╭─ INPUT

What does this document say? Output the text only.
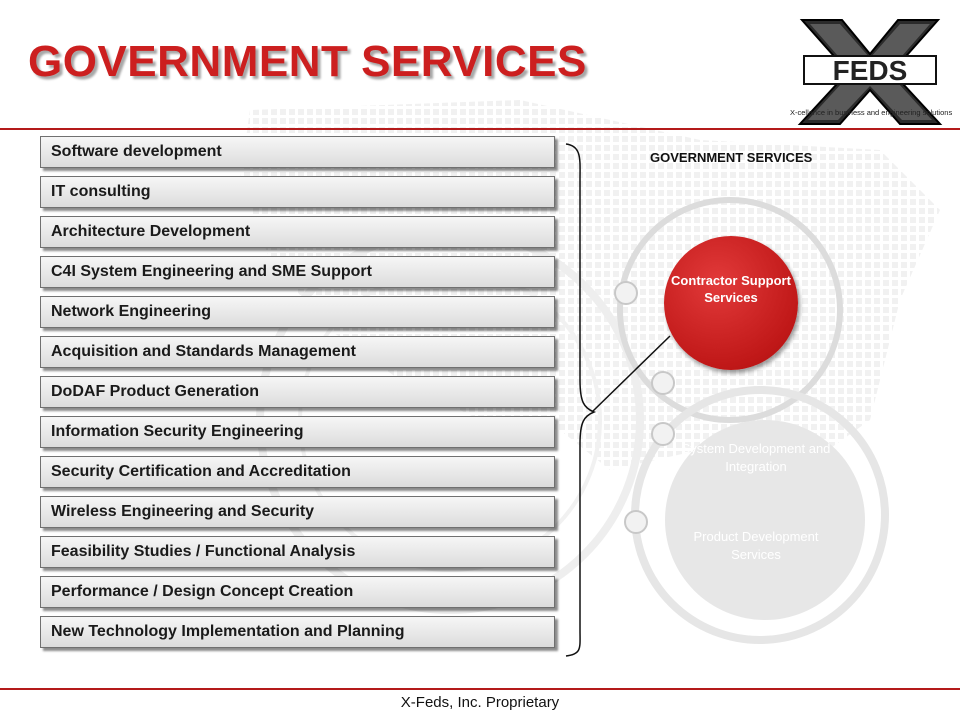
GOVERNMENT SERVICES	FEDS
X-cellence in business and engineering solutions
Software development
IT consulting
Architecture Development
C4I System Engineering and SME Support
Network Engineering
Acquisition and Standards Management
DoDAF Product Generation
Information Security Engineering
Security Certification and Accreditation
Wireless Engineering and Security
Feasibility Studies / Functional Analysis
Performance / Design Concept Creation
New Technology Implementation and Planning
GOVERNMENT SERVICES
Contractor Support Services
System Development and Integration
Product Development Services
X-Feds, Inc. Proprietary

╰─

• [WHAT TO PRODUCE] Reproduce each entry precisely, dropping only the pictures.

• [SOLUTION TO THE PROBLEM]
What does this document say? Output the text only.
GOVERNMENT SERVICES	FEDS
X-cellence in business and engineering solutions
Software development
IT consulting
Architecture Development
C4I System Engineering and SME Support
Network Engineering
Acquisition and Standards Management
DoDAF Product Generation
Information Security Engineering
Security Certification and Accreditation
Wireless Engineering and Security
Feasibility Studies / Functional Analysis
Performance / Design Concept Creation
New Technology Implementation and Planning
GOVERNMENT SERVICES
Contractor Support Services
System Development and Integration
Product Development Services
X-Feds, Inc. Proprietary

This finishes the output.